Problem requirements
Find the lines of data that contain the string "goods", then list them.

** Start Record set **

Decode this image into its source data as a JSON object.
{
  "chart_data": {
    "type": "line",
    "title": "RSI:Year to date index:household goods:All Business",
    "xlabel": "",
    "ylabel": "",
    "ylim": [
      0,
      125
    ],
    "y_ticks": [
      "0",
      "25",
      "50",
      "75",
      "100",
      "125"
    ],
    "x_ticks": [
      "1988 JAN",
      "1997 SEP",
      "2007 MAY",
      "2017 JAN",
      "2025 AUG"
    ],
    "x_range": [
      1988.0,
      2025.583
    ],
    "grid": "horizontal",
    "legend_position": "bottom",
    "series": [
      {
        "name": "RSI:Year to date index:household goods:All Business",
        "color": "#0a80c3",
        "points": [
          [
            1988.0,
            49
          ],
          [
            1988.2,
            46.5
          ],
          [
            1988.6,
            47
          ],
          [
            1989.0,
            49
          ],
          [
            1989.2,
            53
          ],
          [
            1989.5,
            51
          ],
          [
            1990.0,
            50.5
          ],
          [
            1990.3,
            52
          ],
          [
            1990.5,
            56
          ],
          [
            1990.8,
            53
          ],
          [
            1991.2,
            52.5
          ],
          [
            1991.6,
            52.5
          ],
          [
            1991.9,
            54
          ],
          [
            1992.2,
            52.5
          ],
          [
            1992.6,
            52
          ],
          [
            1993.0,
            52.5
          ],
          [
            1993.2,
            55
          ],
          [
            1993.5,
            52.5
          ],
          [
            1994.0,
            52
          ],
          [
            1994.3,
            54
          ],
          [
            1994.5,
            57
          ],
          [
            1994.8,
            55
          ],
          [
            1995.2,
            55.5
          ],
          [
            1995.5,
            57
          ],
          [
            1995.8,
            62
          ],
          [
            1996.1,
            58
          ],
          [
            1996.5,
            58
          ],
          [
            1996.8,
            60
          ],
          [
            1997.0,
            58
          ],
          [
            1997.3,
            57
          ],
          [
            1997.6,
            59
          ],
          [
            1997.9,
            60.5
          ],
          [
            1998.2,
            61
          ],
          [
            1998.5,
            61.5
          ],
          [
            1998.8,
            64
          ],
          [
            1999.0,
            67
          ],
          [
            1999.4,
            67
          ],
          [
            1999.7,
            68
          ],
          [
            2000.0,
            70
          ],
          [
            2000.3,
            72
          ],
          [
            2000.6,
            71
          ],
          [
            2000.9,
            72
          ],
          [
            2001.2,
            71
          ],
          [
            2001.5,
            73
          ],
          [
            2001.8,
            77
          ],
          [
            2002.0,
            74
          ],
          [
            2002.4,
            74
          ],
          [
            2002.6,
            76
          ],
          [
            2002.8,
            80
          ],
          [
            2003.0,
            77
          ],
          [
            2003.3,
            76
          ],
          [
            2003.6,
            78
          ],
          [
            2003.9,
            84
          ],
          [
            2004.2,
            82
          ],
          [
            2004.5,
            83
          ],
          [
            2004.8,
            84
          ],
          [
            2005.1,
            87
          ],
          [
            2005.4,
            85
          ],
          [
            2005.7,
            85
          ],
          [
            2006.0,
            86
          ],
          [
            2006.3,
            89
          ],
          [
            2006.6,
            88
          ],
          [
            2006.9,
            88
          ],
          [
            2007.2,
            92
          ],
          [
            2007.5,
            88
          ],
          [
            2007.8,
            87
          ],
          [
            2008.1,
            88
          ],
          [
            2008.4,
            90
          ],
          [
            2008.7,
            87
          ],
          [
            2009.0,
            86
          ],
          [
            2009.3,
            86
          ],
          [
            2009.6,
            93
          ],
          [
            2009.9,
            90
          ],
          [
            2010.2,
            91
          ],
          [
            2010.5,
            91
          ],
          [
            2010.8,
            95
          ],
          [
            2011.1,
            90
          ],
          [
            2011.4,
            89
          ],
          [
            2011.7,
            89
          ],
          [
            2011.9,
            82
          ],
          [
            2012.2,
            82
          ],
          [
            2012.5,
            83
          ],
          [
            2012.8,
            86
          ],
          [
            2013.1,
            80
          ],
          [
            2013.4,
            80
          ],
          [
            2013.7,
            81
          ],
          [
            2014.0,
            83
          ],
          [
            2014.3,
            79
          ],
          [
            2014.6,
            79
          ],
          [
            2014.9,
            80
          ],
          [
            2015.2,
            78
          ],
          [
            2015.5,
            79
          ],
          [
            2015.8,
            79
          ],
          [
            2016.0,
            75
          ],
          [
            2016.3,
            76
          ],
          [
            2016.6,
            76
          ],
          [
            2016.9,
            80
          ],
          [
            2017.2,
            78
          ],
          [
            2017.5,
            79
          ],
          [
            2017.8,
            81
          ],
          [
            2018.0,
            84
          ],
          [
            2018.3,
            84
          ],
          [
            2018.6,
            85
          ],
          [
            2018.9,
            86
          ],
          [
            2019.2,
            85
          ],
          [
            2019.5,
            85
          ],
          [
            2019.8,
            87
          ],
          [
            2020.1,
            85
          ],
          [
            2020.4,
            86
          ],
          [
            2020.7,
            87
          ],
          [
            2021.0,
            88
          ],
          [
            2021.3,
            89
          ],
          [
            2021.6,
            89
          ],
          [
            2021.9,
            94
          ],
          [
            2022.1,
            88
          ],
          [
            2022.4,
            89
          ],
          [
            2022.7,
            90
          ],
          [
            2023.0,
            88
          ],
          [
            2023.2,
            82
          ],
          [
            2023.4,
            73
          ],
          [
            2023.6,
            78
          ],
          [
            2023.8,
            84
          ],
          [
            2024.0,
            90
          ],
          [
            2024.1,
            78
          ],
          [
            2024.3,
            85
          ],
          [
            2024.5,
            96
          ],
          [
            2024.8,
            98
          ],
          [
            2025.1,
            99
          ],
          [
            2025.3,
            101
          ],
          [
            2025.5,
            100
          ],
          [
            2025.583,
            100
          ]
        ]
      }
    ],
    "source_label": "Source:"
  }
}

** End Record set **

Result of the task
    "title": "RSI:Year to date index:household goods:All Business",
        "name": "RSI:Year to date index:household goods:All Business",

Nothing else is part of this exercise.